What to work on
Transcribe every entry word for word. Skip the pictures.

Records shown
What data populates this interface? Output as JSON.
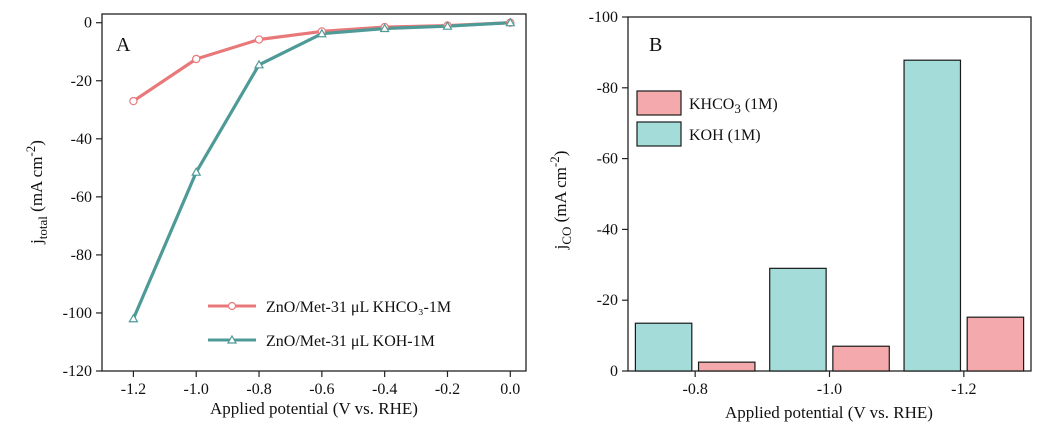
{
  "colors": {
    "khco3": "#e8787a",
    "koh": "#4e9a97",
    "khco3_bar": "#f4aaac",
    "koh_bar": "#a3dcd9",
    "bar_edge": "#1a1a1a"
  },
  "chart_data": [
    {
      "type": "line",
      "panel_label": "A",
      "xlabel": "Applied potential (V vs. RHE)",
      "ylabel_base": "j",
      "ylabel_sub": "total",
      "ylabel_unit_pre": " (mA cm",
      "ylabel_sup": "-2",
      "ylabel_unit_post": ")",
      "xlim": [
        -1.3,
        0.05
      ],
      "ylim": [
        -120,
        3
      ],
      "x_ticks": [
        -1.2,
        -1.0,
        -0.8,
        -0.6,
        -0.4,
        -0.2,
        0.0
      ],
      "x_tick_labels": [
        "-1.2",
        "-1.0",
        "-0.8",
        "-0.6",
        "-0.4",
        "-0.2",
        "0.0"
      ],
      "y_ticks": [
        0,
        -20,
        -40,
        -60,
        -80,
        -100,
        -120
      ],
      "y_tick_labels": [
        "0",
        "-20",
        "-40",
        "-60",
        "-80",
        "-100",
        "-120"
      ],
      "legend_position": "bottom-right",
      "x": [
        -1.2,
        -1.0,
        -0.8,
        -0.6,
        -0.4,
        -0.2,
        0.0
      ],
      "series": [
        {
          "name": "ZnO/Met-31 μL KHCO₃-1M",
          "marker": "circle",
          "values": [
            -27,
            -12.5,
            -5.8,
            -3,
            -1.5,
            -1,
            0
          ]
        },
        {
          "name": "ZnO/Met-31 μL KOH-1M",
          "marker": "triangle",
          "values": [
            -102,
            -51.5,
            -14.5,
            -3.8,
            -2,
            -1.2,
            0
          ]
        }
      ]
    },
    {
      "type": "bar",
      "panel_label": "B",
      "xlabel": "Applied potential (V vs. RHE)",
      "ylabel_base": "j",
      "ylabel_sub": "CO",
      "ylabel_unit_pre": " (mA cm",
      "ylabel_sup": "-2",
      "ylabel_unit_post": ")",
      "categories": [
        "-0.8",
        "-1.0",
        "-1.2"
      ],
      "ylim": [
        0,
        -100
      ],
      "y_ticks": [
        0,
        -20,
        -40,
        -60,
        -80,
        -100
      ],
      "y_tick_labels": [
        "0",
        "-20",
        "-40",
        "-60",
        "-80",
        "-100"
      ],
      "legend_position": "top-left",
      "series": [
        {
          "name_main": "KHCO",
          "name_sub": "3",
          "name_tail": " (1M)",
          "values": [
            -2.5,
            -7,
            -15.2
          ]
        },
        {
          "name_main": "KOH",
          "name_sub": "",
          "name_tail": " (1M)",
          "values": [
            -13.5,
            -29,
            -87.8
          ]
        }
      ]
    }
  ]
}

Solution to this exercise
What data populates this interface? Output as JSON.
{
  "colors": {
    "khco3": "#e8787a",
    "koh": "#4e9a97",
    "khco3_bar": "#f4aaac",
    "koh_bar": "#a3dcd9",
    "bar_edge": "#1a1a1a"
  },
  "chart_data": [
    {
      "type": "line",
      "panel_label": "A",
      "xlabel": "Applied potential (V vs. RHE)",
      "ylabel_base": "j",
      "ylabel_sub": "total",
      "ylabel_unit_pre": " (mA cm",
      "ylabel_sup": "-2",
      "ylabel_unit_post": ")",
      "xlim": [
        -1.3,
        0.05
      ],
      "ylim": [
        -120,
        3
      ],
      "x_ticks": [
        -1.2,
        -1.0,
        -0.8,
        -0.6,
        -0.4,
        -0.2,
        0.0
      ],
      "x_tick_labels": [
        "-1.2",
        "-1.0",
        "-0.8",
        "-0.6",
        "-0.4",
        "-0.2",
        "0.0"
      ],
      "y_ticks": [
        0,
        -20,
        -40,
        -60,
        -80,
        -100,
        -120
      ],
      "y_tick_labels": [
        "0",
        "-20",
        "-40",
        "-60",
        "-80",
        "-100",
        "-120"
      ],
      "legend_position": "bottom-right",
      "x": [
        -1.2,
        -1.0,
        -0.8,
        -0.6,
        -0.4,
        -0.2,
        0.0
      ],
      "series": [
        {
          "name": "ZnO/Met-31 μL KHCO₃-1M",
          "marker": "circle",
          "values": [
            -27,
            -12.5,
            -5.8,
            -3,
            -1.5,
            -1,
            0
          ]
        },
        {
          "name": "ZnO/Met-31 μL KOH-1M",
          "marker": "triangle",
          "values": [
            -102,
            -51.5,
            -14.5,
            -3.8,
            -2,
            -1.2,
            0
          ]
        }
      ]
    },
    {
      "type": "bar",
      "panel_label": "B",
      "xlabel": "Applied potential (V vs. RHE)",
      "ylabel_base": "j",
      "ylabel_sub": "CO",
      "ylabel_unit_pre": " (mA cm",
      "ylabel_sup": "-2",
      "ylabel_unit_post": ")",
      "categories": [
        "-0.8",
        "-1.0",
        "-1.2"
      ],
      "ylim": [
        0,
        -100
      ],
      "y_ticks": [
        0,
        -20,
        -40,
        -60,
        -80,
        -100
      ],
      "y_tick_labels": [
        "0",
        "-20",
        "-40",
        "-60",
        "-80",
        "-100"
      ],
      "legend_position": "top-left",
      "series": [
        {
          "name_main": "KHCO",
          "name_sub": "3",
          "name_tail": " (1M)",
          "values": [
            -2.5,
            -7,
            -15.2
          ]
        },
        {
          "name_main": "KOH",
          "name_sub": "",
          "name_tail": " (1M)",
          "values": [
            -13.5,
            -29,
            -87.8
          ]
        }
      ]
    }
  ]
}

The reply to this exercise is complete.